DO THIS ▸ Write the listing out again, all of it, word for word.

RECORDED DATA ▸
◆ ◆ ◆ ◆
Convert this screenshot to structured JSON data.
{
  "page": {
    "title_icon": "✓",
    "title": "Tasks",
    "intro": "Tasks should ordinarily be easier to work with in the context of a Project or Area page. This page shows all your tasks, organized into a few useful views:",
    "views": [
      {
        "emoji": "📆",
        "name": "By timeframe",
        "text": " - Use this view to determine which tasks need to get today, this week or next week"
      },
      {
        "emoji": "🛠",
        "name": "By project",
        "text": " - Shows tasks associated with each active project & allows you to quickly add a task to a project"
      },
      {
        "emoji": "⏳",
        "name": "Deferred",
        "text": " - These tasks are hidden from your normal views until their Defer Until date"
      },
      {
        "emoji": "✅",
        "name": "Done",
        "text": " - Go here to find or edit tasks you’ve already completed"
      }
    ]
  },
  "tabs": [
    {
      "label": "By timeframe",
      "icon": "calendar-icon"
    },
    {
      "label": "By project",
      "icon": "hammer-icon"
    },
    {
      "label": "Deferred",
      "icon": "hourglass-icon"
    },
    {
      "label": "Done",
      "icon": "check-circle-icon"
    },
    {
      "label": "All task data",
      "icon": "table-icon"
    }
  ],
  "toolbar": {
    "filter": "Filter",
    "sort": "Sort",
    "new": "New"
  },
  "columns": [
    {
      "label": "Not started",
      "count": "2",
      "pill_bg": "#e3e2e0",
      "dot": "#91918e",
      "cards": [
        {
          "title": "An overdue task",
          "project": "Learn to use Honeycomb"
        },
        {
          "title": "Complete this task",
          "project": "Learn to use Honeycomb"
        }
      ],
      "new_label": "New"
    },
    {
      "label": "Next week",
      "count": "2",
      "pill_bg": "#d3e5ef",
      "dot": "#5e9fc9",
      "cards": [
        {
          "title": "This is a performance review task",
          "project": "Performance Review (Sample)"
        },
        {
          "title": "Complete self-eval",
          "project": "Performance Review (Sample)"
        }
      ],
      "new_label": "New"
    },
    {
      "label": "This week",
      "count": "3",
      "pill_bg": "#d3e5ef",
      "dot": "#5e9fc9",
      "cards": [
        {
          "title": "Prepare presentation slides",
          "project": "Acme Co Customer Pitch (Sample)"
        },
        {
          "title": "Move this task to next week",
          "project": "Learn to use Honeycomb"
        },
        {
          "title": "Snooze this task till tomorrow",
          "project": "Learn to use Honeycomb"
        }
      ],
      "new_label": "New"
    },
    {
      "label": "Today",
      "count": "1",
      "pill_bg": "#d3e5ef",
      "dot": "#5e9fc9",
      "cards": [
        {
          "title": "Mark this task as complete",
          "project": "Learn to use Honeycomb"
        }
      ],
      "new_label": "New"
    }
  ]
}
◆ ◆ ◆ ◆
FINAL RESULT ▸
Convert this screenshot to structured JSON data.
{
  "page": {
    "title_icon": "✓",
    "title": "Tasks",
    "intro": "Tasks should ordinarily be easier to work with in the context of a Project or Area page. This page shows all your tasks, organized into a few useful views:",
    "views": [
      {
        "emoji": "📆",
        "name": "By timeframe",
        "text": " - Use this view to determine which tasks need to get today, this week or next week"
      },
      {
        "emoji": "🛠",
        "name": "By project",
        "text": " - Shows tasks associated with each active project & allows you to quickly add a task to a project"
      },
      {
        "emoji": "⏳",
        "name": "Deferred",
        "text": " - These tasks are hidden from your normal views until their Defer Until date"
      },
      {
        "emoji": "✅",
        "name": "Done",
        "text": " - Go here to find or edit tasks you’ve already completed"
      }
    ]
  },
  "tabs": [
    {
      "label": "By timeframe",
      "icon": "calendar-icon"
    },
    {
      "label": "By project",
      "icon": "hammer-icon"
    },
    {
      "label": "Deferred",
      "icon": "hourglass-icon"
    },
    {
      "label": "Done",
      "icon": "check-circle-icon"
    },
    {
      "label": "All task data",
      "icon": "table-icon"
    }
  ],
  "toolbar": {
    "filter": "Filter",
    "sort": "Sort",
    "new": "New"
  },
  "columns": [
    {
      "label": "Not started",
      "count": "2",
      "pill_bg": "#e3e2e0",
      "dot": "#91918e",
      "cards": [
        {
          "title": "An overdue task",
          "project": "Learn to use Honeycomb"
        },
        {
          "title": "Complete this task",
          "project": "Learn to use Honeycomb"
        }
      ],
      "new_label": "New"
    },
    {
      "label": "Next week",
      "count": "2",
      "pill_bg": "#d3e5ef",
      "dot": "#5e9fc9",
      "cards": [
        {
          "title": "This is a performance review task",
          "project": "Performance Review (Sample)"
        },
        {
          "title": "Complete self-eval",
          "project": "Performance Review (Sample)"
        }
      ],
      "new_label": "New"
    },
    {
      "label": "This week",
      "count": "3",
      "pill_bg": "#d3e5ef",
      "dot": "#5e9fc9",
      "cards": [
        {
          "title": "Prepare presentation slides",
          "project": "Acme Co Customer Pitch (Sample)"
        },
        {
          "title": "Move this task to next week",
          "project": "Learn to use Honeycomb"
        },
        {
          "title": "Snooze this task till tomorrow",
          "project": "Learn to use Honeycomb"
        }
      ],
      "new_label": "New"
    },
    {
      "label": "Today",
      "count": "1",
      "pill_bg": "#d3e5ef",
      "dot": "#5e9fc9",
      "cards": [
        {
          "title": "Mark this task as complete",
          "project": "Learn to use Honeycomb"
        }
      ],
      "new_label": "New"
    }
  ]
}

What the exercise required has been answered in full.